## Records for this exercise
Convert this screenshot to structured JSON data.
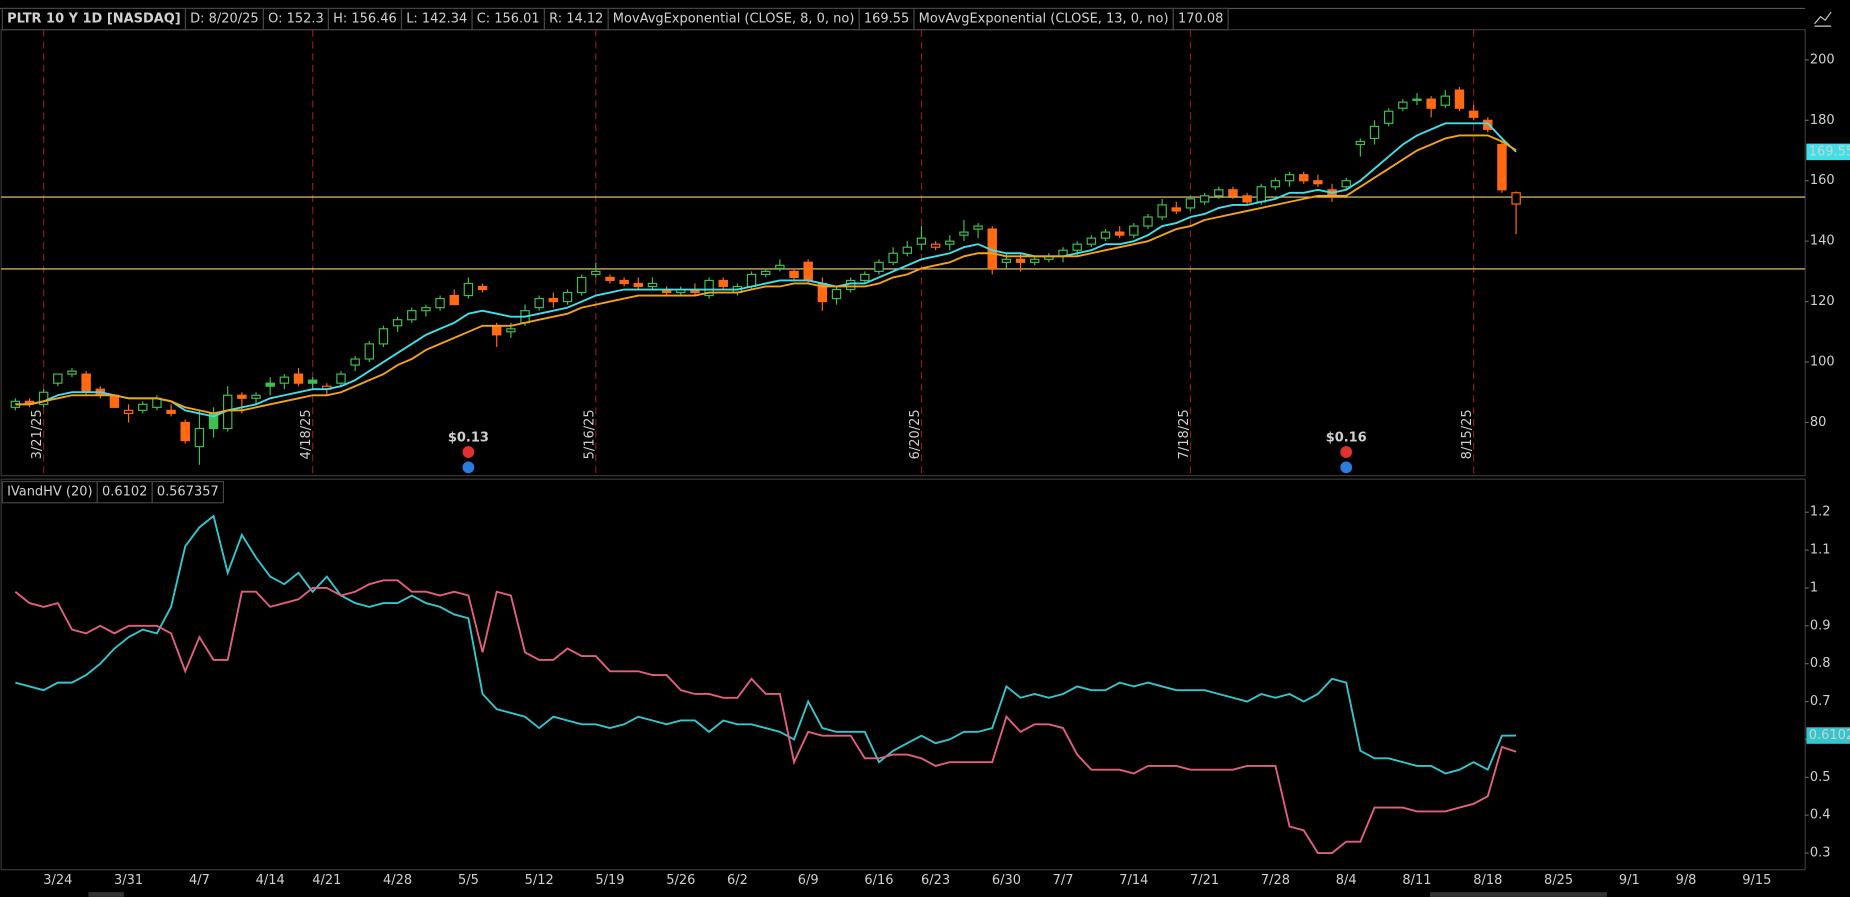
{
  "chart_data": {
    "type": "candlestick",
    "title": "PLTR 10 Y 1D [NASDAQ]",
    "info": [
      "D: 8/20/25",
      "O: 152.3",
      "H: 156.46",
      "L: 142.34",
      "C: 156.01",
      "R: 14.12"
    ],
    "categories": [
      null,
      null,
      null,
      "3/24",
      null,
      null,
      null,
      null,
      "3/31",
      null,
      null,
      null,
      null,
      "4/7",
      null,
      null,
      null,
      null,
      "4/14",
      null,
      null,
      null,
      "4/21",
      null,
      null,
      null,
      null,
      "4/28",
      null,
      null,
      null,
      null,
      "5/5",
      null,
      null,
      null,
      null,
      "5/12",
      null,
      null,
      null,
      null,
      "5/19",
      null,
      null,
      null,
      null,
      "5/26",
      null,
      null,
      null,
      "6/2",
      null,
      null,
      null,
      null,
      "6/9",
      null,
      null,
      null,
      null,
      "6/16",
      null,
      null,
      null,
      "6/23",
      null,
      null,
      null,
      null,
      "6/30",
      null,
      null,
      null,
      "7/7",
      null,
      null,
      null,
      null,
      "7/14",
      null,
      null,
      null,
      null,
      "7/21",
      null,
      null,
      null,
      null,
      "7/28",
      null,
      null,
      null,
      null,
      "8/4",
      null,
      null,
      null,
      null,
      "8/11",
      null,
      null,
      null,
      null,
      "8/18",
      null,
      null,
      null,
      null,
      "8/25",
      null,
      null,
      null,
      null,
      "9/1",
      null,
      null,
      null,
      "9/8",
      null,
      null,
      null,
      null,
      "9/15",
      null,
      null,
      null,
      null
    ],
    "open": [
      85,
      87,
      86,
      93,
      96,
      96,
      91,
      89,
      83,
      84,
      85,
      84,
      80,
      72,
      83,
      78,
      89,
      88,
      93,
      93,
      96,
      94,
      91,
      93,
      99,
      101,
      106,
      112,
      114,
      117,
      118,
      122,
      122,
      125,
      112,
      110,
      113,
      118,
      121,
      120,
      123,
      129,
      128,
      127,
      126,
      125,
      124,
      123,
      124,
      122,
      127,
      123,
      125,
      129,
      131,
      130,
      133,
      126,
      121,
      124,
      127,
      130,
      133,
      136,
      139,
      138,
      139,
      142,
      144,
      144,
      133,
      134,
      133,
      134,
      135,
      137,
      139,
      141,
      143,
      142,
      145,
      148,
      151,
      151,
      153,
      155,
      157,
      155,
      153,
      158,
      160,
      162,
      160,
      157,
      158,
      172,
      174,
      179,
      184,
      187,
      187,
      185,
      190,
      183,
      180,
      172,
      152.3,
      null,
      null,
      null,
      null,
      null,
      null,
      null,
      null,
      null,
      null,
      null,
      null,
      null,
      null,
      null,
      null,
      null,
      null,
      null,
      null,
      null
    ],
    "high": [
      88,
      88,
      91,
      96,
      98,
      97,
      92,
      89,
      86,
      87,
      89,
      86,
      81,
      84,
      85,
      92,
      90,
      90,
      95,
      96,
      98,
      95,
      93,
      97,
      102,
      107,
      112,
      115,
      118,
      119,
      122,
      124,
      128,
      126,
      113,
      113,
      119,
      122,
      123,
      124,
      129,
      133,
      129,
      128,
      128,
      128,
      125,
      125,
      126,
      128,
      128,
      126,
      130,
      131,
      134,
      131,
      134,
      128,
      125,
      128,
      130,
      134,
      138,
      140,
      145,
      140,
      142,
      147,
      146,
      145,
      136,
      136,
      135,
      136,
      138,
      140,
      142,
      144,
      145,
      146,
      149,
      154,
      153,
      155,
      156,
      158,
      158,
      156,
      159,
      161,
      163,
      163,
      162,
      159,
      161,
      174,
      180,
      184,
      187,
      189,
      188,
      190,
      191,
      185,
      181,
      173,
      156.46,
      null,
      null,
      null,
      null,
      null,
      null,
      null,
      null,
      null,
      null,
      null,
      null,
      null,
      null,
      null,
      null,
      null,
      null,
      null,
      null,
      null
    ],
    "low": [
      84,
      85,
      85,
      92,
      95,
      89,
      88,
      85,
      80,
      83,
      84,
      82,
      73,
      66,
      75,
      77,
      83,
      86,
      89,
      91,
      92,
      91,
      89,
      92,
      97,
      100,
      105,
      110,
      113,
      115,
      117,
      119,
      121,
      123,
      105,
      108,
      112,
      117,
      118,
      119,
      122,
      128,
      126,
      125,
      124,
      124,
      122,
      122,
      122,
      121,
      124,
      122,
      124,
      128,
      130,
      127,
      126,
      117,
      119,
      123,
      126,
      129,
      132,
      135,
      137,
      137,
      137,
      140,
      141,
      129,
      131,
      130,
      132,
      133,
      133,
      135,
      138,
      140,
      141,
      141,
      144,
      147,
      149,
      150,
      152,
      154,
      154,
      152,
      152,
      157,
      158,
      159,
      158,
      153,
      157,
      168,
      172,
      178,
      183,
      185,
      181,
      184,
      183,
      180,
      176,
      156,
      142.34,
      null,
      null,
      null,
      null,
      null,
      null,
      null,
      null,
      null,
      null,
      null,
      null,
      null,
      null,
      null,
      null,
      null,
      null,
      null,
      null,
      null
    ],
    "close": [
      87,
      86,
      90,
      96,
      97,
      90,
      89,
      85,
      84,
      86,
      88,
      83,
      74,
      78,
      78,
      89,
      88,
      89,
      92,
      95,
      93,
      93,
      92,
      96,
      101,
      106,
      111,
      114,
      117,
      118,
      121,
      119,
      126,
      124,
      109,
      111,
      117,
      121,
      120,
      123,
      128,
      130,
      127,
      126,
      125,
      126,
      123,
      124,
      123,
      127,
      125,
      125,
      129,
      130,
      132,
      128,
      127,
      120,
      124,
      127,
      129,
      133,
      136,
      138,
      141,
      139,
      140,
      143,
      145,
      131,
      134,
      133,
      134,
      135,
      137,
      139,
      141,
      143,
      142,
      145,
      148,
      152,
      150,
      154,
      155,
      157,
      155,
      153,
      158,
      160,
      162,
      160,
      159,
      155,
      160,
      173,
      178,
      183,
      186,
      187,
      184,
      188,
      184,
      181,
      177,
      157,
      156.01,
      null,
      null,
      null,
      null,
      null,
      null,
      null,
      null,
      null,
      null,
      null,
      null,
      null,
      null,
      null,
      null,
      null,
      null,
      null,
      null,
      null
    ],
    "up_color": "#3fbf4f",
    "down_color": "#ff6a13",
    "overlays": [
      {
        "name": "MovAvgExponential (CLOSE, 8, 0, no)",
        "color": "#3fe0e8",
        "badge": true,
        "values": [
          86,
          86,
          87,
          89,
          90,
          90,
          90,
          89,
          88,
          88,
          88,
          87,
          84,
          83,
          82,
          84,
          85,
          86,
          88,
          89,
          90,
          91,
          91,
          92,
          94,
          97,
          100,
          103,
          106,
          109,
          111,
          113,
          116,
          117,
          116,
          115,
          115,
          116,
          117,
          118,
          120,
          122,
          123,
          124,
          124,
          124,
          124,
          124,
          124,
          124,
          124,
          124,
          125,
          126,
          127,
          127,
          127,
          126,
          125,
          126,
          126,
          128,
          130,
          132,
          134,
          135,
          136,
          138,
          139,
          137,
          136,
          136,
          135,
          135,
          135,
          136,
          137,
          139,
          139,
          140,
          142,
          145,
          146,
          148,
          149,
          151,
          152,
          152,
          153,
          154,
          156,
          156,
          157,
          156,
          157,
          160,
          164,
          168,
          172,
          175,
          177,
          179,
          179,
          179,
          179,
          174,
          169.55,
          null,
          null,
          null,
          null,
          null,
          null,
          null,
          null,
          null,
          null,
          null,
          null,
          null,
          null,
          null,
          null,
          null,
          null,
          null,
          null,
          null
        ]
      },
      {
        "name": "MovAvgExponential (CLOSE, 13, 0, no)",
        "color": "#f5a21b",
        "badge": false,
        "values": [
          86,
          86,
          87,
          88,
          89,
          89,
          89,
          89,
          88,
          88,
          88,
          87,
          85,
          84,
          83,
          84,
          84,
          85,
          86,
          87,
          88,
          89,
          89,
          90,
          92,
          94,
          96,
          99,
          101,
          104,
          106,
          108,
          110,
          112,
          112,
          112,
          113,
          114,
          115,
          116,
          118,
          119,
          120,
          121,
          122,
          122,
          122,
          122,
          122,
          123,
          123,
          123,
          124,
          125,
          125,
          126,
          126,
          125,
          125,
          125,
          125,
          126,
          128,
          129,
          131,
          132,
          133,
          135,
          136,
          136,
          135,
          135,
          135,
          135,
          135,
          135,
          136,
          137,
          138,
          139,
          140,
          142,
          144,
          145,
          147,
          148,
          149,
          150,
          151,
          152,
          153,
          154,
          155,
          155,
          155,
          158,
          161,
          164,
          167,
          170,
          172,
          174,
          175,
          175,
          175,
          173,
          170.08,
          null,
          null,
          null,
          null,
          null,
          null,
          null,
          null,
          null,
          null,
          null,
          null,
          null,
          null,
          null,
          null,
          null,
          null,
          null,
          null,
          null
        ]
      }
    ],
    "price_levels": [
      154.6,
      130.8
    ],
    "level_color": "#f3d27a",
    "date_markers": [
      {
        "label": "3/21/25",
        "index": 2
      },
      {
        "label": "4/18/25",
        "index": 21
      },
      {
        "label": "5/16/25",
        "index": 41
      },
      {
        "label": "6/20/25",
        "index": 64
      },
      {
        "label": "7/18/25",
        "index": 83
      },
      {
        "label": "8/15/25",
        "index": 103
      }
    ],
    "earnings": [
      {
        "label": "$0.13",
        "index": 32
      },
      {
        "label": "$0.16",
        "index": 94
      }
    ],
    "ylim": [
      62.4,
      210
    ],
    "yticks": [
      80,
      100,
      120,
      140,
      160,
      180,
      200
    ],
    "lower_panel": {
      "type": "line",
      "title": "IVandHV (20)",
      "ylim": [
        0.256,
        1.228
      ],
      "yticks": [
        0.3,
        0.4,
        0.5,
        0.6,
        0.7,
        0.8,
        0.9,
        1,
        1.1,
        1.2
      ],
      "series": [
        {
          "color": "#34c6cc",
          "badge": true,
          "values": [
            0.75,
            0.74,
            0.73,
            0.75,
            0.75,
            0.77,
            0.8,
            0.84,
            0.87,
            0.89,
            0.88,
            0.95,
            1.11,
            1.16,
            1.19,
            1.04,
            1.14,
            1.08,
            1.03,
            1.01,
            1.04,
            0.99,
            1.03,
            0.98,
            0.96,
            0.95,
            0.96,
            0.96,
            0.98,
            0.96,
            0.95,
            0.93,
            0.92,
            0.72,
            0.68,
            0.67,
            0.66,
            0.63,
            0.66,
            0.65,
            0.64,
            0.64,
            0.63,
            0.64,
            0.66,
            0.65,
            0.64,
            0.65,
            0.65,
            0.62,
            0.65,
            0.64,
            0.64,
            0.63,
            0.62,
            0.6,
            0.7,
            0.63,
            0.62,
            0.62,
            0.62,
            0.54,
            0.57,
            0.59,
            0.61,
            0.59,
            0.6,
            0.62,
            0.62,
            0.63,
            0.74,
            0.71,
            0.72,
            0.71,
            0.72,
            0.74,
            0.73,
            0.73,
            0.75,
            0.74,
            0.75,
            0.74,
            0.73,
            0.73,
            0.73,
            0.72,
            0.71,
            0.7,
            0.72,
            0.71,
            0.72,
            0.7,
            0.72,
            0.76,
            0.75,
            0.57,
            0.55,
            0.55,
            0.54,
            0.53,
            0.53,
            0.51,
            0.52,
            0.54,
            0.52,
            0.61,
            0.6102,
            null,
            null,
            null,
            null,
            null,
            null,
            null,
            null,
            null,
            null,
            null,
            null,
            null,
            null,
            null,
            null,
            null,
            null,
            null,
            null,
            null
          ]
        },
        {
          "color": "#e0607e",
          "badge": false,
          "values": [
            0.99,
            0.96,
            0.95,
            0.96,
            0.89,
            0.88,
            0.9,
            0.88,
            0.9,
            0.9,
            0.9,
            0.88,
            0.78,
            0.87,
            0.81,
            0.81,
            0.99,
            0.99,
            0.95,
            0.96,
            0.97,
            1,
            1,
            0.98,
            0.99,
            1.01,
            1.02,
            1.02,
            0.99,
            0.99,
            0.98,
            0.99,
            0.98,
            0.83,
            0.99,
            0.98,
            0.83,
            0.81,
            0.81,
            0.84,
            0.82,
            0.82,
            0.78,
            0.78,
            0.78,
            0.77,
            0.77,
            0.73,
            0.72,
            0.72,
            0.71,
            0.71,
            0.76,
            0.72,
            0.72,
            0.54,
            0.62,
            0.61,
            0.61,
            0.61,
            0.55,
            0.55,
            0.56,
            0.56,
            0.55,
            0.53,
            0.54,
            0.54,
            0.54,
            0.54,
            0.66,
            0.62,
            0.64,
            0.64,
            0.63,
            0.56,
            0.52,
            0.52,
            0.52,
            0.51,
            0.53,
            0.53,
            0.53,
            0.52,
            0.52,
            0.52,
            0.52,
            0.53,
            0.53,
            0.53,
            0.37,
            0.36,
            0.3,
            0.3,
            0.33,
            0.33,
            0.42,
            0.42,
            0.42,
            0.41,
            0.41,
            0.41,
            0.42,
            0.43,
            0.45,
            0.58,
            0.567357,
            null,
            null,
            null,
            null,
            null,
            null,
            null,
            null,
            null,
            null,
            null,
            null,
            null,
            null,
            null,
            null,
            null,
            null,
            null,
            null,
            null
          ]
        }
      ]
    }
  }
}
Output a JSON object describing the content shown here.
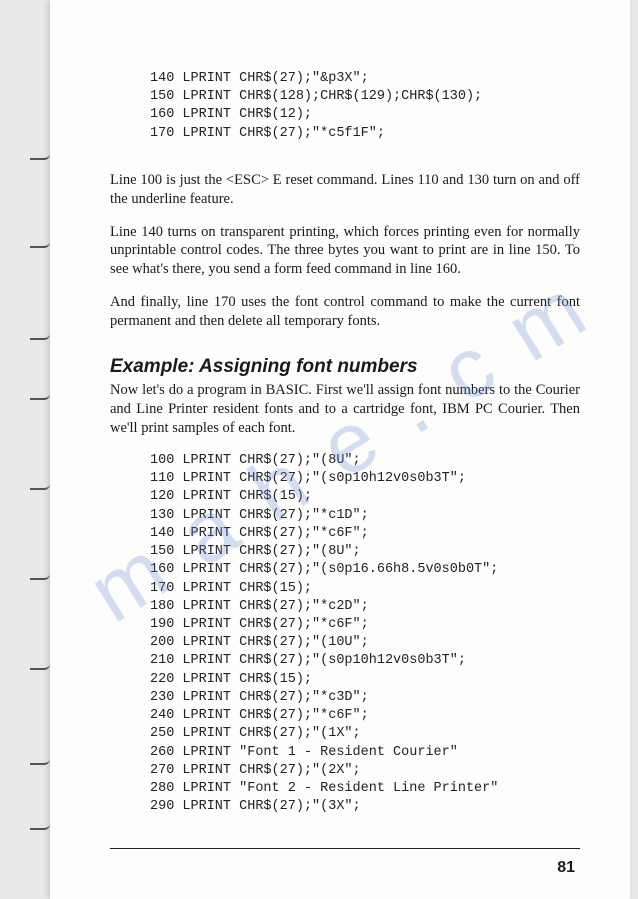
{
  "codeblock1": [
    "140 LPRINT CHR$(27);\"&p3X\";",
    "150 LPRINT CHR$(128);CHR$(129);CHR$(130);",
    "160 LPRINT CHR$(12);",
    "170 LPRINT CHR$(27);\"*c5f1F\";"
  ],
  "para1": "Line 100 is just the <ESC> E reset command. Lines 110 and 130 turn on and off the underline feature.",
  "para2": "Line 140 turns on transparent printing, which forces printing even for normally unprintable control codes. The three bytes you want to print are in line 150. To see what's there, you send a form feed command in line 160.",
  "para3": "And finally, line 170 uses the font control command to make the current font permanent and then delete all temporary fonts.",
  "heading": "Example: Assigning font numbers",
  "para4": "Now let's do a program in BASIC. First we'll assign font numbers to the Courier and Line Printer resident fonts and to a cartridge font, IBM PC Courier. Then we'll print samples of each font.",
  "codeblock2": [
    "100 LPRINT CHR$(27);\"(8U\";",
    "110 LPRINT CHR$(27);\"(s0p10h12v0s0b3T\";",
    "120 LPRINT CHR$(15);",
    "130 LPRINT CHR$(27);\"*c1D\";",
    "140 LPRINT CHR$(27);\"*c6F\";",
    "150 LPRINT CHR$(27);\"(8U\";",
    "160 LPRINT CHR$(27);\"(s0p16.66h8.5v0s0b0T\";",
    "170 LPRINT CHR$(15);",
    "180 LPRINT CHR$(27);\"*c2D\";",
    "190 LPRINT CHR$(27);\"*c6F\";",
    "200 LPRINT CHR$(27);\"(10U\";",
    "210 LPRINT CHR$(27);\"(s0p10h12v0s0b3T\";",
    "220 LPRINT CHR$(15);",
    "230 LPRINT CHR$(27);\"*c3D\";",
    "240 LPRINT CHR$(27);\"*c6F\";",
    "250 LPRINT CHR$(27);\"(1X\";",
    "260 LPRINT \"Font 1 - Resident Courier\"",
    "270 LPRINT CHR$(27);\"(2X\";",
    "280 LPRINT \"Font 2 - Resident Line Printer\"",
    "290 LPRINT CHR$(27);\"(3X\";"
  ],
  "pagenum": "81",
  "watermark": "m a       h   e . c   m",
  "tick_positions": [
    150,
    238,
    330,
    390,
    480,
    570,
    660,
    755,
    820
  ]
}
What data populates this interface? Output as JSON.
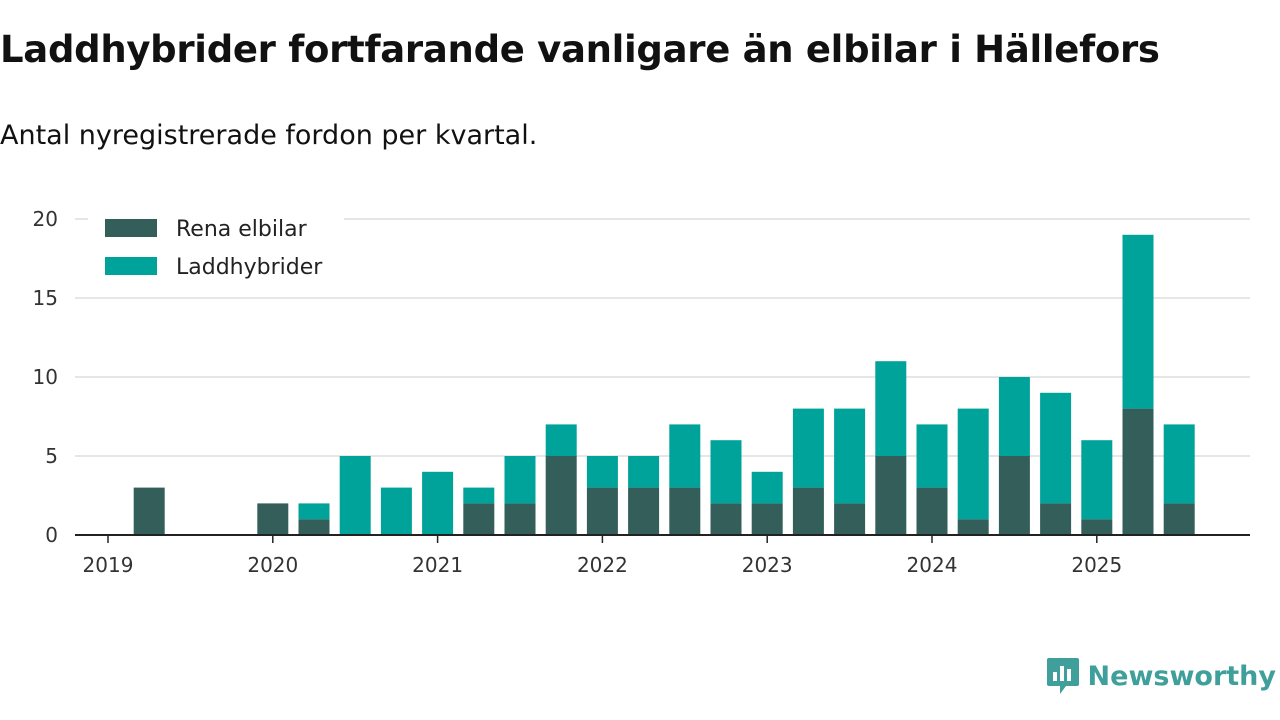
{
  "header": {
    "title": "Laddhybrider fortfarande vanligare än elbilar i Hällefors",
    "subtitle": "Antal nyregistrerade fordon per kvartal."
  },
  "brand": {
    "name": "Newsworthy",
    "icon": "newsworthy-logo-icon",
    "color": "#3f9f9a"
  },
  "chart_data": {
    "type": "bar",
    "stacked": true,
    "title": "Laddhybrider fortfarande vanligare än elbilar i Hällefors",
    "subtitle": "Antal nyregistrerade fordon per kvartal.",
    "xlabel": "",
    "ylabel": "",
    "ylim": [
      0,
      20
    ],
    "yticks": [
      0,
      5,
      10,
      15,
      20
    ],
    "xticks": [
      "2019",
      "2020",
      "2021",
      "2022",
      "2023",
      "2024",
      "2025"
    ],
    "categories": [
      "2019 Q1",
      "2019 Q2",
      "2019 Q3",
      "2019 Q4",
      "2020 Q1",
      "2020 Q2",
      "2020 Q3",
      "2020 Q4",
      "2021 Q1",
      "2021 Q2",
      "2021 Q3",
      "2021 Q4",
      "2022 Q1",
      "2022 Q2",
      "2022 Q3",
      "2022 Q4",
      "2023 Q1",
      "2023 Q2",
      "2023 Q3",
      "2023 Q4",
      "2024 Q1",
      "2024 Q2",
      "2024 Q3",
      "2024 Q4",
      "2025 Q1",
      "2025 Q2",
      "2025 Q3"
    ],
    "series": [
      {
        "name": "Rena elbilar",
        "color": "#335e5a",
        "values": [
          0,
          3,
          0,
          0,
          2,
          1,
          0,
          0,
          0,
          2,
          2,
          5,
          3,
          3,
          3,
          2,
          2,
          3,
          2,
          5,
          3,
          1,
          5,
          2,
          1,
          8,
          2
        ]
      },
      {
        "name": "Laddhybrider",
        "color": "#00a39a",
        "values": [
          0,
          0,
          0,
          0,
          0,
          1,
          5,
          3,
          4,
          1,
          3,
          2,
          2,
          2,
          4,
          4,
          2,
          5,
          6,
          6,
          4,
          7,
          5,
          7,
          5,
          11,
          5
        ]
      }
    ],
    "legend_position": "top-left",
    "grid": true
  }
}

## Exercise objective
Pick out, from the lines above, every one that contains the string "subtitle".

## Output
    "subtitle": "Antal nyregistrerade fordon per kvartal."
    "subtitle": "Antal nyregistrerade fordon per kvartal.",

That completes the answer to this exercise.